* _What is being asked_: Copy the data that follows exactly. Include no pictures.

* _Provided records_:

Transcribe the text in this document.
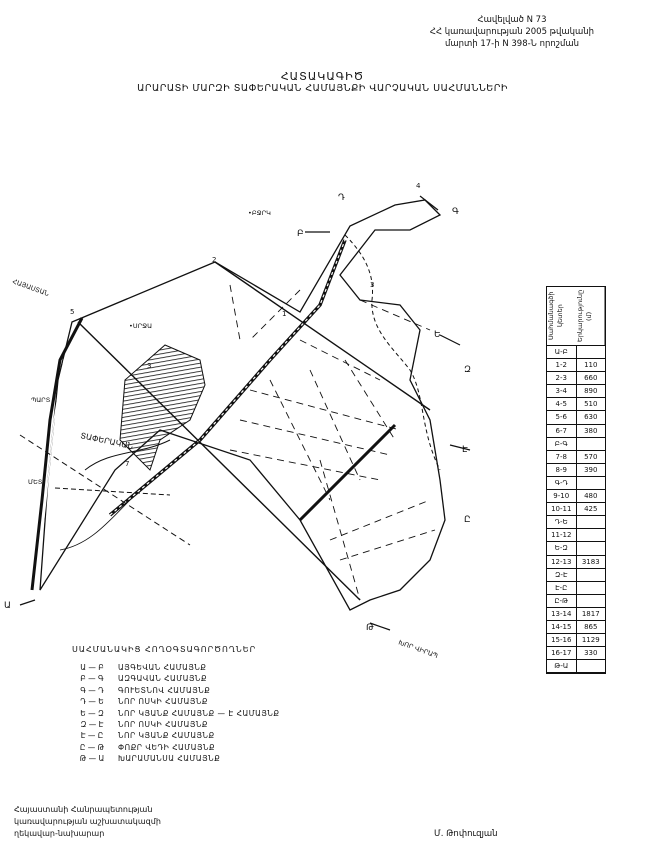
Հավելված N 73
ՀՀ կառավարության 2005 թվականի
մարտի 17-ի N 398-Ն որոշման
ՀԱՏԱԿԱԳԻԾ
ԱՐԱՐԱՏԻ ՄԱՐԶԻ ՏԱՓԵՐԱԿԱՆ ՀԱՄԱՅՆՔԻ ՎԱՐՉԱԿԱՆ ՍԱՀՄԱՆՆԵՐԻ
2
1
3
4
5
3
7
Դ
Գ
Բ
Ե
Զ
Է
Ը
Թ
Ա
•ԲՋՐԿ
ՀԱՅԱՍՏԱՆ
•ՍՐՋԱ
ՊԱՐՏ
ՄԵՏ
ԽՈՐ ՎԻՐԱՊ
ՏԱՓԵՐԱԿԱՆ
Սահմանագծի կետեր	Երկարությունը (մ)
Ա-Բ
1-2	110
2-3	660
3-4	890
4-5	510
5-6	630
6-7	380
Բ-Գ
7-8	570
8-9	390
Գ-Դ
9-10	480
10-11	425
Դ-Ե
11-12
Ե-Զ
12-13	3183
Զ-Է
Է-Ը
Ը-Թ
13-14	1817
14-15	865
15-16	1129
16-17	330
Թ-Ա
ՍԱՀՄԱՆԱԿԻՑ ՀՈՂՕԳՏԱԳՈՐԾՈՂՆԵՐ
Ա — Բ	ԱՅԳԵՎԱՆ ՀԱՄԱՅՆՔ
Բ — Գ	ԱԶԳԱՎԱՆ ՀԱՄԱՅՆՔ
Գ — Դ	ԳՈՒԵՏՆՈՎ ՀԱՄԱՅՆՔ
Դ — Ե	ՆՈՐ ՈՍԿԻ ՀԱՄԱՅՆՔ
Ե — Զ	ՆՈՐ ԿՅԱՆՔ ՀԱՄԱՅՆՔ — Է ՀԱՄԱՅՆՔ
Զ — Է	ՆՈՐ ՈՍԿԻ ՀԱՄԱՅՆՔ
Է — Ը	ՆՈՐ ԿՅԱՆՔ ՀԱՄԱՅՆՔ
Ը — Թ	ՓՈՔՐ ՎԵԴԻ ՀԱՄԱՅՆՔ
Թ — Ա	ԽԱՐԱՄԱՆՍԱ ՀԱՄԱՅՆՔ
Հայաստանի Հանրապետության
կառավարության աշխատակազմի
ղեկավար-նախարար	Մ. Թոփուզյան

* _Response_:
Transcribe the text in this document.
Հավելված N 73
ՀՀ կառավարության 2005 թվականի
մարտի 17-ի N 398-Ն որոշման
ՀԱՏԱԿԱԳԻԾ
ԱՐԱՐԱՏԻ ՄԱՐԶԻ ՏԱՓԵՐԱԿԱՆ ՀԱՄԱՅՆՔԻ ՎԱՐՉԱԿԱՆ ՍԱՀՄԱՆՆԵՐԻ
2
1
3
4
5
3
7
Դ
Գ
Բ
Ե
Զ
Է
Ը
Թ
Ա
•ԲՋՐԿ
ՀԱՅԱՍՏԱՆ
•ՍՐՋԱ
ՊԱՐՏ
ՄԵՏ
ԽՈՐ ՎԻՐԱՊ
ՏԱՓԵՐԱԿԱՆ
Սահմանագծի կետեր	Երկարությունը (մ)
Ա-Բ
1-2	110
2-3	660
3-4	890
4-5	510
5-6	630
6-7	380
Բ-Գ
7-8	570
8-9	390
Գ-Դ
9-10	480
10-11	425
Դ-Ե
11-12
Ե-Զ
12-13	3183
Զ-Է
Է-Ը
Ը-Թ
13-14	1817
14-15	865
15-16	1129
16-17	330
Թ-Ա
ՍԱՀՄԱՆԱԿԻՑ ՀՈՂՕԳՏԱԳՈՐԾՈՂՆԵՐ
Ա — Բ	ԱՅԳԵՎԱՆ ՀԱՄԱՅՆՔ
Բ — Գ	ԱԶԳԱՎԱՆ ՀԱՄԱՅՆՔ
Գ — Դ	ԳՈՒԵՏՆՈՎ ՀԱՄԱՅՆՔ
Դ — Ե	ՆՈՐ ՈՍԿԻ ՀԱՄԱՅՆՔ
Ե — Զ	ՆՈՐ ԿՅԱՆՔ ՀԱՄԱՅՆՔ — Է ՀԱՄԱՅՆՔ
Զ — Է	ՆՈՐ ՈՍԿԻ ՀԱՄԱՅՆՔ
Է — Ը	ՆՈՐ ԿՅԱՆՔ ՀԱՄԱՅՆՔ
Ը — Թ	ՓՈՔՐ ՎԵԴԻ ՀԱՄԱՅՆՔ
Թ — Ա	ԽԱՐԱՄԱՆՍԱ ՀԱՄԱՅՆՔ
Հայաստանի Հանրապետության
կառավարության աշխատակազմի
ղեկավար-նախարար	Մ. Թոփուզյան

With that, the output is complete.